*To do*
Retype the whole listing below, character for character.

*** Provided entries ***

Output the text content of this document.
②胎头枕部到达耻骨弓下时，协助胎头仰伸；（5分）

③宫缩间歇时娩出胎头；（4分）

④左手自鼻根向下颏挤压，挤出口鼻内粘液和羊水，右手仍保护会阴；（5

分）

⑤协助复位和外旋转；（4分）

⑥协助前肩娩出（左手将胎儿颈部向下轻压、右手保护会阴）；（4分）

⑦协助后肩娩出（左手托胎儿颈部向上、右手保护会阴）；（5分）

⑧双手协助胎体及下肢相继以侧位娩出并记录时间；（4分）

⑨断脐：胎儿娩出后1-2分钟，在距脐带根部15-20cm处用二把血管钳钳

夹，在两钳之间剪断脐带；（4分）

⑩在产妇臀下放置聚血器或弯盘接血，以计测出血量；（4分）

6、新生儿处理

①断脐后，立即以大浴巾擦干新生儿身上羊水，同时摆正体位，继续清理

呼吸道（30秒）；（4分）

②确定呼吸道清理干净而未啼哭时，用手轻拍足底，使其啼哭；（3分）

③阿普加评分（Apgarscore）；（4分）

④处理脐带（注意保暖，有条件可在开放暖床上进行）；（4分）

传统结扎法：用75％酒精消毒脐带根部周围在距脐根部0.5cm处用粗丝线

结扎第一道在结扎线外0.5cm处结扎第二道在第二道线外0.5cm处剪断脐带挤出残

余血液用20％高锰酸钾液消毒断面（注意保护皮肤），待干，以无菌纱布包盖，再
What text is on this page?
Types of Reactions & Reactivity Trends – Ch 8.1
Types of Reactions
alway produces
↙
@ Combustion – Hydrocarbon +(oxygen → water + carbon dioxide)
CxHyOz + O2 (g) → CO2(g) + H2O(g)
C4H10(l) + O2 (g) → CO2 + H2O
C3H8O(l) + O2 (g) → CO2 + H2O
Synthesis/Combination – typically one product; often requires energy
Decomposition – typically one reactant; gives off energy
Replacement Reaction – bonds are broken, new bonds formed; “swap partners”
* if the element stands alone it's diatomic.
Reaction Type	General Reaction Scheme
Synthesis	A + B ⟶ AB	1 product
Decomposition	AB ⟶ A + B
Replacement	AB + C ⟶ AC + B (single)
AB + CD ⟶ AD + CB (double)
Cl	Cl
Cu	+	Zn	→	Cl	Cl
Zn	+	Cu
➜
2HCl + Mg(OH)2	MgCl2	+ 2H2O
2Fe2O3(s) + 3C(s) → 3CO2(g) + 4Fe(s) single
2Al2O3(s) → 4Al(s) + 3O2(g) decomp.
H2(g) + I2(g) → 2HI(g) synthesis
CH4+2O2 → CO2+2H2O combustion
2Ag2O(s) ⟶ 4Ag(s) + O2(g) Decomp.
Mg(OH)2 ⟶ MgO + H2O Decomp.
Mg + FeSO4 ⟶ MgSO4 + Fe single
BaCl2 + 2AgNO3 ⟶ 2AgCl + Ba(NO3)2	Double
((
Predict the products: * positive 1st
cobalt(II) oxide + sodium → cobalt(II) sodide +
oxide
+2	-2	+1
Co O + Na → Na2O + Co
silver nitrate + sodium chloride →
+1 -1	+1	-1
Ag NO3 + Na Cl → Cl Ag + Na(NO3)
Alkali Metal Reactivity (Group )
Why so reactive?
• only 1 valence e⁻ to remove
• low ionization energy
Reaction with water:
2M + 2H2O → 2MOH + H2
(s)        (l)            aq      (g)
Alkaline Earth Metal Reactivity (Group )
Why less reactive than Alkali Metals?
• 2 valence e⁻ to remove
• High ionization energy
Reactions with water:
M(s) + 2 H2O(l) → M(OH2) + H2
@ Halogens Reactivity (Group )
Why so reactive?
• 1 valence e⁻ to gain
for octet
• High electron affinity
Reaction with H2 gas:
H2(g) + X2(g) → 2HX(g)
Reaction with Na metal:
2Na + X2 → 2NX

***

*The solution*
Output the text content of this document.
②胎头枕部到达耻骨弓下时，协助胎头仰伸；（5分）

③宫缩间歇时娩出胎头；（4分）

④左手自鼻根向下颏挤压，挤出口鼻内粘液和羊水，右手仍保护会阴；（5

分）

⑤协助复位和外旋转；（4分）

⑥协助前肩娩出（左手将胎儿颈部向下轻压、右手保护会阴）；（4分）

⑦协助后肩娩出（左手托胎儿颈部向上、右手保护会阴）；（5分）

⑧双手协助胎体及下肢相继以侧位娩出并记录时间；（4分）

⑨断脐：胎儿娩出后1-2分钟，在距脐带根部15-20cm处用二把血管钳钳

夹，在两钳之间剪断脐带；（4分）

⑩在产妇臀下放置聚血器或弯盘接血，以计测出血量；（4分）

6、新生儿处理

①断脐后，立即以大浴巾擦干新生儿身上羊水，同时摆正体位，继续清理

呼吸道（30秒）；（4分）

②确定呼吸道清理干净而未啼哭时，用手轻拍足底，使其啼哭；（3分）

③阿普加评分（Apgarscore）；（4分）

④处理脐带（注意保暖，有条件可在开放暖床上进行）；（4分）

传统结扎法：用75％酒精消毒脐带根部周围在距脐根部0.5cm处用粗丝线

结扎第一道在结扎线外0.5cm处结扎第二道在第二道线外0.5cm处剪断脐带挤出残

余血液用20％高锰酸钾液消毒断面（注意保护皮肤），待干，以无菌纱布包盖，再
What text is on this page?
Types of Reactions & Reactivity Trends – Ch 8.1
Types of Reactions
alway produces
↙
@ Combustion – Hydrocarbon +(oxygen → water + carbon dioxide)
CxHyOz + O2 (g) → CO2(g) + H2O(g)
C4H10(l) + O2 (g) → CO2 + H2O
C3H8O(l) + O2 (g) → CO2 + H2O
Synthesis/Combination – typically one product; often requires energy
Decomposition – typically one reactant; gives off energy
Replacement Reaction – bonds are broken, new bonds formed; “swap partners”
* if the element stands alone it's diatomic.
Reaction Type	General Reaction Scheme
Synthesis	A + B ⟶ AB	1 product
Decomposition	AB ⟶ A + B
Replacement	AB + C ⟶ AC + B (single)
AB + CD ⟶ AD + CB (double)
Cl	Cl
Cu	+	Zn	→	Cl	Cl
Zn	+	Cu
➜
2HCl + Mg(OH)2	MgCl2	+ 2H2O
2Fe2O3(s) + 3C(s) → 3CO2(g) + 4Fe(s) single
2Al2O3(s) → 4Al(s) + 3O2(g) decomp.
H2(g) + I2(g) → 2HI(g) synthesis
CH4+2O2 → CO2+2H2O combustion
2Ag2O(s) ⟶ 4Ag(s) + O2(g) Decomp.
Mg(OH)2 ⟶ MgO + H2O Decomp.
Mg + FeSO4 ⟶ MgSO4 + Fe single
BaCl2 + 2AgNO3 ⟶ 2AgCl + Ba(NO3)2	Double
((
Predict the products: * positive 1st
cobalt(II) oxide + sodium → cobalt(II) sodide +
oxide
+2	-2	+1
Co O + Na → Na2O + Co
silver nitrate + sodium chloride →
+1 -1	+1	-1
Ag NO3 + Na Cl → Cl Ag + Na(NO3)
Alkali Metal Reactivity (Group )
Why so reactive?
• only 1 valence e⁻ to remove
• low ionization energy
Reaction with water:
2M + 2H2O → 2MOH + H2
(s)        (l)            aq      (g)
Alkaline Earth Metal Reactivity (Group )
Why less reactive than Alkali Metals?
• 2 valence e⁻ to remove
• High ionization energy
Reactions with water:
M(s) + 2 H2O(l) → M(OH2) + H2
@ Halogens Reactivity (Group )
Why so reactive?
• 1 valence e⁻ to gain
for octet
• High electron affinity
Reaction with H2 gas:
H2(g) + X2(g) → 2HX(g)
Reaction with Na metal:
2Na + X2 → 2NX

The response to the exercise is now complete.